◆ **Consigne a**:
Reprends sous forme de liste le paragraphe de l'extrait qui commence par « S'il est un nom qui revient », en gardant ses faits principaux.

◆ **Extrait**:
★ ★ ★

Les paradoxes de la science poppérienne 

(Retranscription fidèle d’un exposé imaginaire)

Qu’est-ce que la science selon Karl Popper ?

S’il est un nom qui revient inlas­sa­ble­ment lorsqu’il s’agit de défi­nir la nature même de la science, c’est bien celui de Karl Pop­per. Né à Vienne en 1902 et décé­dé à Londres en 1994, Pop­per jouit encore aujourd’hui d’une noto­rié­té consi­dé­rable. Pour­tant, cette célé­bri­té contraste de manière frap­pante avec la connais­sance réelle de sa pen­sée et de son œuvre. Il est dif­fi­cile de se défaire de l’impression que la plu­part de ceux qui invoquent Pop­per, qu’il s’agisse de jour­na­listes ou même de cher­cheurs, n’en retiennent guère plus que quelques lieux com­muns erronés.

★ ★ ★

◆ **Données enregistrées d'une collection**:
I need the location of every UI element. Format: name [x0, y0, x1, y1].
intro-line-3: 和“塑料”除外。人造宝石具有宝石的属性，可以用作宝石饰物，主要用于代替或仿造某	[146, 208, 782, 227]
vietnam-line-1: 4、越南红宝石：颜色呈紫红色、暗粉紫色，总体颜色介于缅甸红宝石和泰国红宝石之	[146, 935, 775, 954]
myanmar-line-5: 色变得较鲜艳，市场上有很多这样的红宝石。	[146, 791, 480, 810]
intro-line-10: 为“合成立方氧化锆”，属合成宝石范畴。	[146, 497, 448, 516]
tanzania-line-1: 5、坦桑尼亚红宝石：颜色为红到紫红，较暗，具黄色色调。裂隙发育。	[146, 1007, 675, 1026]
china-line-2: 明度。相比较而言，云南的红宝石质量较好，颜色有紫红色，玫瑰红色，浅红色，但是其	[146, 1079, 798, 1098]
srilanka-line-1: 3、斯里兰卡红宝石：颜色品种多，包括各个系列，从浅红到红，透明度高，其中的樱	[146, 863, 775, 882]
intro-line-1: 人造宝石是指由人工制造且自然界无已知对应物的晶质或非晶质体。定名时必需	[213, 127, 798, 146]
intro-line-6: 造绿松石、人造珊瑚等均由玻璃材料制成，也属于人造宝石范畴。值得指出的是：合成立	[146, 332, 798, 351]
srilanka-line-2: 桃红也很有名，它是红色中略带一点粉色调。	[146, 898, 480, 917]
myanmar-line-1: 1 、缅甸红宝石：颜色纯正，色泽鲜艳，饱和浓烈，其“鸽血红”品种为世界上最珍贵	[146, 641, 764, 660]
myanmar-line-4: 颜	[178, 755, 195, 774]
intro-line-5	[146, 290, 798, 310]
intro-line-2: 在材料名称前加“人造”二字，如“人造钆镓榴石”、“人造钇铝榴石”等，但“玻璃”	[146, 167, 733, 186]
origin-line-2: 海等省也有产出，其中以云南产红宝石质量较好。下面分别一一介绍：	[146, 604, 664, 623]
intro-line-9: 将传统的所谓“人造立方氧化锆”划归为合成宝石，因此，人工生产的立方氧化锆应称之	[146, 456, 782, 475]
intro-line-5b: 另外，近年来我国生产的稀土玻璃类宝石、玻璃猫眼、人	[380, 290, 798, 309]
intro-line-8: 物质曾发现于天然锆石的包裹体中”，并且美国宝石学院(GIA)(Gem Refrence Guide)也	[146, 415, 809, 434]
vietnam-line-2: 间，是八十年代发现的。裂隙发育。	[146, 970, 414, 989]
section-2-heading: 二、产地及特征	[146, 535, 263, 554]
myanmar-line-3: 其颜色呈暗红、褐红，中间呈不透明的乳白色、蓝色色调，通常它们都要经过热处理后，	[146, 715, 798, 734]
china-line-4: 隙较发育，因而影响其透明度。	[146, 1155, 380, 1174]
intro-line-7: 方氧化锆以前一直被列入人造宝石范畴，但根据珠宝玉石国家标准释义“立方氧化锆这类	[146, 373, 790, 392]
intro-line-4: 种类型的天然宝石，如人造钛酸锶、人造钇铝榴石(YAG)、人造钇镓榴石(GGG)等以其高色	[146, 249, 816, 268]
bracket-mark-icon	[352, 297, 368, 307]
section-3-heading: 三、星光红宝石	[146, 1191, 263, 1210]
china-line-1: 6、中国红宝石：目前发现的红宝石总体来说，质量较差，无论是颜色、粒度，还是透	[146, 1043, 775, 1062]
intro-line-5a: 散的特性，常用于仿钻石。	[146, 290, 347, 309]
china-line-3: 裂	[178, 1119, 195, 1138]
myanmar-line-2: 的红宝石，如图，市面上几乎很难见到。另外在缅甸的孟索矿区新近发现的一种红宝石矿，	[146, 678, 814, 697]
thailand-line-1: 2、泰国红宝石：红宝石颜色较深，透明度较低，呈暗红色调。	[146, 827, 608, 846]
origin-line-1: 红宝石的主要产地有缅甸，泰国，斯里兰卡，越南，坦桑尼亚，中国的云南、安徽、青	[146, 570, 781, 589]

★ ★ ★

◆ **Consigne b**:
Recopie à l'identique les lignes des rangées, de la première jusqu'à celle qui contient « 497, 448, 516] », incluse.

◆ **Résultat final a**:
- Le nom de Karl Popper revient sans cesse quand on cherche à définir la nature de la science.
- Né à Vienne en 1902, mort à Londres en 1994, il reste aujourd'hui très connu.
- Cette célébrité contraste fortement avec la connaissance réelle de sa pensée et de son œuvre.
- On a l'impression que la plupart de ceux qui le citent, journalistes ou même chercheurs, n'en retiennent guère que quelques lieux communs erronés.

◆ **Résultat final b**:
I need the location of every UI element. Format: name [x0, y0, x1, y1].
intro-line-3: 和“塑料”除外。人造宝石具有宝石的属性，可以用作宝石饰物，主要用于代替或仿造某	[146, 208, 782, 227]
vietnam-line-1: 4、越南红宝石：颜色呈紫红色、暗粉紫色，总体颜色介于缅甸红宝石和泰国红宝石之	[146, 935, 775, 954]
myanmar-line-5: 色变得较鲜艳，市场上有很多这样的红宝石。	[146, 791, 480, 810]
intro-line-10: 为“合成立方氧化锆”，属合成宝石范畴。	[146, 497, 448, 516]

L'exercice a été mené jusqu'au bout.